■ WHAT YOU ARE ASKED TO DO
Search the material for the word "нечётным" and copy each line that holds it.

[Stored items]
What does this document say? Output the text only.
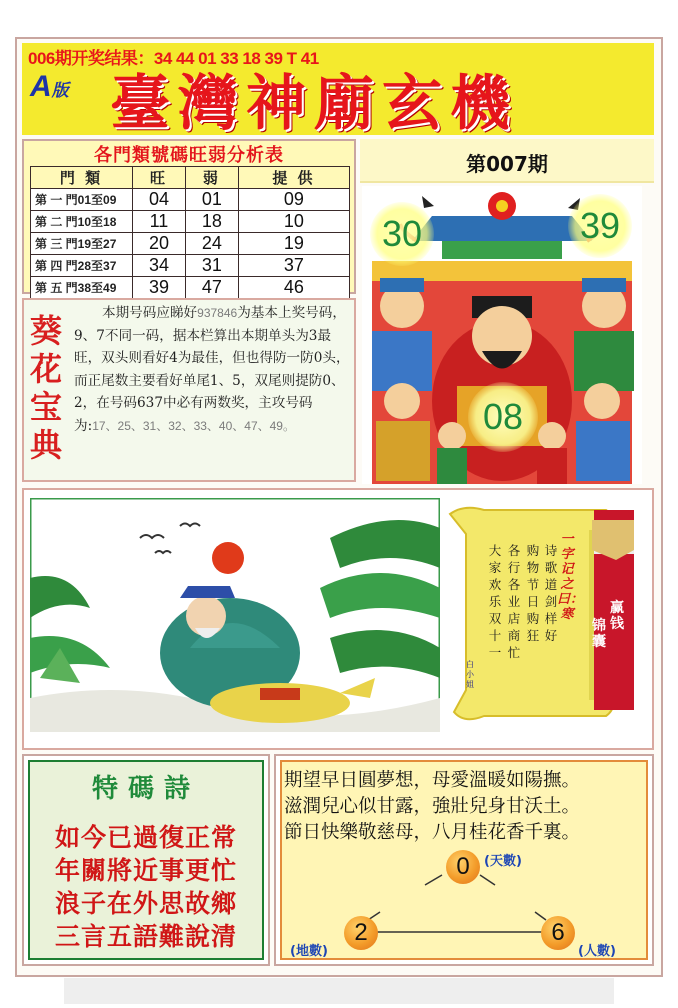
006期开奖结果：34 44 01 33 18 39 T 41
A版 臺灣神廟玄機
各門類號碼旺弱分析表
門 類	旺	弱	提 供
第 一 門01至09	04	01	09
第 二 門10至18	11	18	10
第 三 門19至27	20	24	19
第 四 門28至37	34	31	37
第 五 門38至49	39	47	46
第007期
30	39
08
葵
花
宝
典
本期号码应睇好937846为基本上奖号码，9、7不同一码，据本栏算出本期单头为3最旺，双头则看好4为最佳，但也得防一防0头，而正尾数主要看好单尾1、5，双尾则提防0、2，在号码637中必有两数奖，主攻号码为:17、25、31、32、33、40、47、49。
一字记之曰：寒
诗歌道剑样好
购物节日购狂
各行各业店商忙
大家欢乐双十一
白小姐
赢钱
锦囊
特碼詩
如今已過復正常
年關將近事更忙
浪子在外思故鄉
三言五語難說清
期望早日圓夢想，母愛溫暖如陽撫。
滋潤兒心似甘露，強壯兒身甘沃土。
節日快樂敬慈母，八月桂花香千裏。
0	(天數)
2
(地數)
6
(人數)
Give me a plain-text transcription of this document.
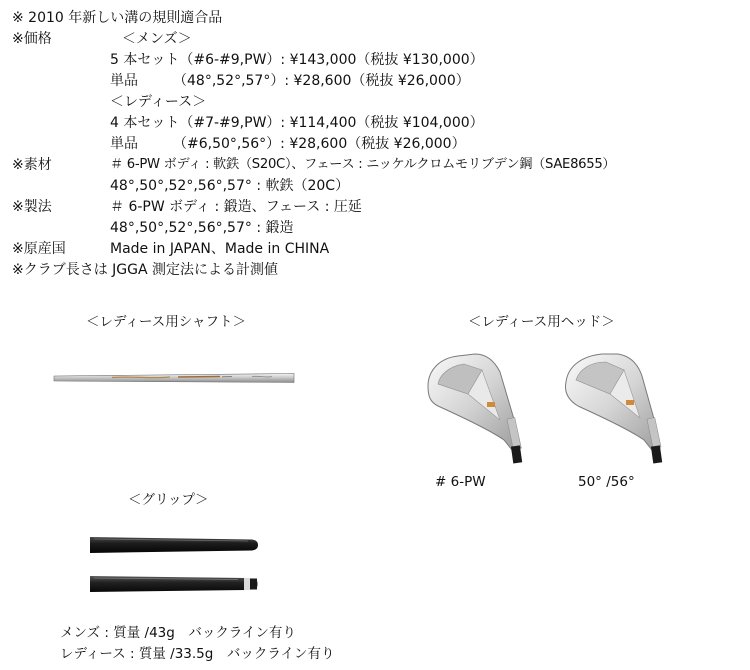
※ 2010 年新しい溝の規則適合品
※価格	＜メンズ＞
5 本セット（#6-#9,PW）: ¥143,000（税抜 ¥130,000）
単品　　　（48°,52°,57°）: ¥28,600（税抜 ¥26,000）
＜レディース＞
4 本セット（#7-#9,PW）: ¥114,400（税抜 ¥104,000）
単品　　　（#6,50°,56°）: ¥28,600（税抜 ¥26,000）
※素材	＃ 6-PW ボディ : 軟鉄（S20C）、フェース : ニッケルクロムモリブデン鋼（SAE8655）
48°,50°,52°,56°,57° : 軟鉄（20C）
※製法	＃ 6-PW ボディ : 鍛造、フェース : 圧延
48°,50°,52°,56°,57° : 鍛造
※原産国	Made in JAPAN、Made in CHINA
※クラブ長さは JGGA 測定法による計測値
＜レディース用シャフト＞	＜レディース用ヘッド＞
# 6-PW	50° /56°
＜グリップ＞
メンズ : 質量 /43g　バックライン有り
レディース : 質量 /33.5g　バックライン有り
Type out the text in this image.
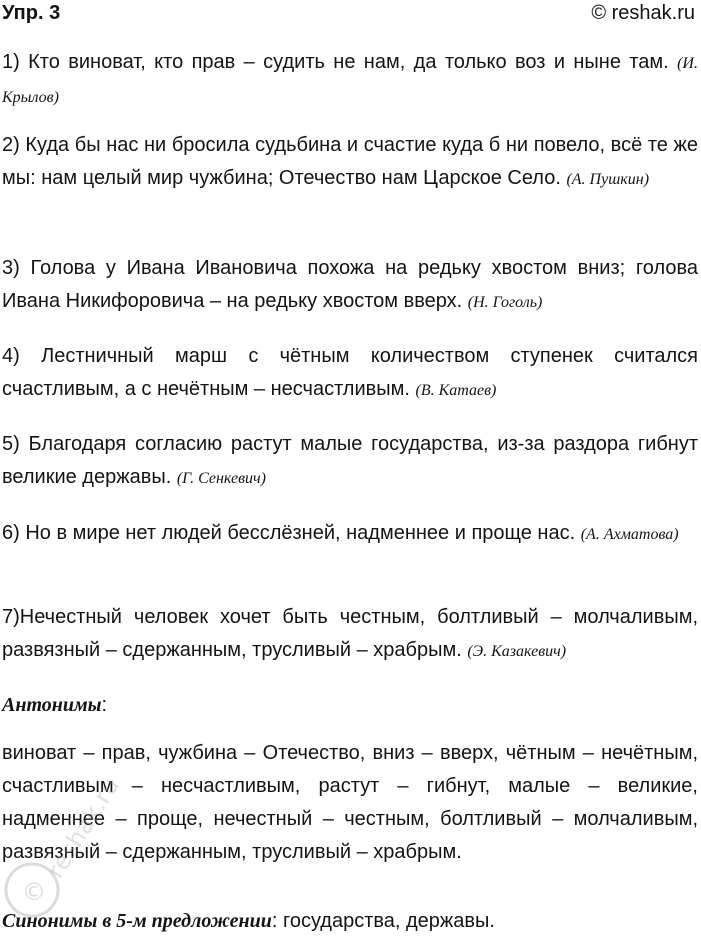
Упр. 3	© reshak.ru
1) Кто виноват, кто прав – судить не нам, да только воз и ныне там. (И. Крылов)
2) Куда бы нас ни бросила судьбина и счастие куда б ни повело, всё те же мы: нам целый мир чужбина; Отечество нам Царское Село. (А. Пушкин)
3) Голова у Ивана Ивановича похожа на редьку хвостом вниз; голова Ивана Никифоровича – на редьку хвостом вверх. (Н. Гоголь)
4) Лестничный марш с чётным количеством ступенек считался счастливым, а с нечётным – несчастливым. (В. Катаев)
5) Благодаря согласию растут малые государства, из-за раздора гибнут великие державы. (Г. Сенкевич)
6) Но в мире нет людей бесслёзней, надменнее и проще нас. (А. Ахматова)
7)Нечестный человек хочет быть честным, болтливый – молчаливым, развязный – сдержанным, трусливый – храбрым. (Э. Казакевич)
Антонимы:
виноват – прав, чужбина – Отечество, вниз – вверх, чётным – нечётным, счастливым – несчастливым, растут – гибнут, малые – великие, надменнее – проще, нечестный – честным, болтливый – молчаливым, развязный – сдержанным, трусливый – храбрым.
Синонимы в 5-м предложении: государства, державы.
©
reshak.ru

---

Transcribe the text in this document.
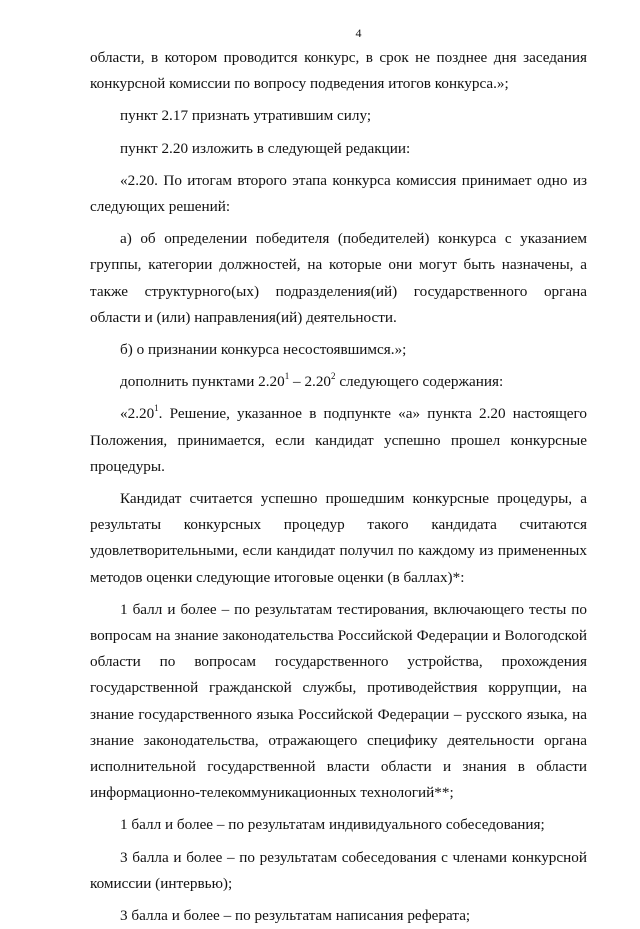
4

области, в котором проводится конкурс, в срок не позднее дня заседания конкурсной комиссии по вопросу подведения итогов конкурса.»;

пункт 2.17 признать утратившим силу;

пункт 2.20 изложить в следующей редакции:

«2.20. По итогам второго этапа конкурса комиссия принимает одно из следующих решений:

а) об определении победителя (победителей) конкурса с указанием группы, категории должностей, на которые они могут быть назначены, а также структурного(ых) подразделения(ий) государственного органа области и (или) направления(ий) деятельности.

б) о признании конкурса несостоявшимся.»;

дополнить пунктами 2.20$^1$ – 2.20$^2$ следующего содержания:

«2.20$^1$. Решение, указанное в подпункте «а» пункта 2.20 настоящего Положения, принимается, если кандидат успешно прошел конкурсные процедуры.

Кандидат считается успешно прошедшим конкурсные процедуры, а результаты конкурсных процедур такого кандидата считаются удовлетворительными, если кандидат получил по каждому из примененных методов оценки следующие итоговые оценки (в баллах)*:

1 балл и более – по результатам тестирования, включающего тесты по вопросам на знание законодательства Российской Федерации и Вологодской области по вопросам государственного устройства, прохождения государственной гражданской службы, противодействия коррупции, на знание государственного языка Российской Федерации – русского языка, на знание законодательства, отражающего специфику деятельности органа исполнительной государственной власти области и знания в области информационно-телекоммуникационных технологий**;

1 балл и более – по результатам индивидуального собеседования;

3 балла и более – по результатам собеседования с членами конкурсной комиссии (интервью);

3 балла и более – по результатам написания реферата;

---

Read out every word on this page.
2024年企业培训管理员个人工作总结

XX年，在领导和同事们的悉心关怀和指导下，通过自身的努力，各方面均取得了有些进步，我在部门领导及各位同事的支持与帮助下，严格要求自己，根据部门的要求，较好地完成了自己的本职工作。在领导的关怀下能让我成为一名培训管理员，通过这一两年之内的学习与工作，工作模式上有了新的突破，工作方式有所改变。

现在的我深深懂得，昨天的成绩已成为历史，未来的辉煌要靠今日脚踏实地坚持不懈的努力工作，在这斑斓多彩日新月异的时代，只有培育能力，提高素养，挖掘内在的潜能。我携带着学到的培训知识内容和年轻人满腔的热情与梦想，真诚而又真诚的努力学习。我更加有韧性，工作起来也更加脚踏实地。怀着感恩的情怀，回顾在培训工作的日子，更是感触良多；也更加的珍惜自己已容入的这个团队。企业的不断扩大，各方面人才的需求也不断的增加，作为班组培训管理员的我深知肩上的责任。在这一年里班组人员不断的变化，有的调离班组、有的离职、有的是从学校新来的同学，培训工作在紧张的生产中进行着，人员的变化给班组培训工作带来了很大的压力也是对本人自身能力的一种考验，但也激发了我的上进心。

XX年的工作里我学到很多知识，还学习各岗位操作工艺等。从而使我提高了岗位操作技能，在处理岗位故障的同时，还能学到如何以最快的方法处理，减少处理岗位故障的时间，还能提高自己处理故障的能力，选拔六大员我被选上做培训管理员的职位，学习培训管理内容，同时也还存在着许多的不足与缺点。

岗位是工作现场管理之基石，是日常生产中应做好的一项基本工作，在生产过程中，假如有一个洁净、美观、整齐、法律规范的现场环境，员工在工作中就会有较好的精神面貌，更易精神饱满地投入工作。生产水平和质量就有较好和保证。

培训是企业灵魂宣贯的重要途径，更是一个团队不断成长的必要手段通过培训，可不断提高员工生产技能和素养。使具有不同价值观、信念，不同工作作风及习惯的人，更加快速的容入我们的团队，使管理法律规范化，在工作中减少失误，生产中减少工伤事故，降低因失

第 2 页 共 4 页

■ ANSWER TO THIS PROBLEM
4) Лестничный марш с чётным количеством ступенек считался счастливым, а с нечётным – несчастливым. (В. Катаев)
виноват – прав, чужбина – Отечество, вниз – вверх, чётным – нечётным, счастливым – несчастливым, растут – гибнут, малые – великие, надменнее – проще, нечестный – честным, болтливый – молчаливым, развязный – сдержанным, трусливый – храбрым.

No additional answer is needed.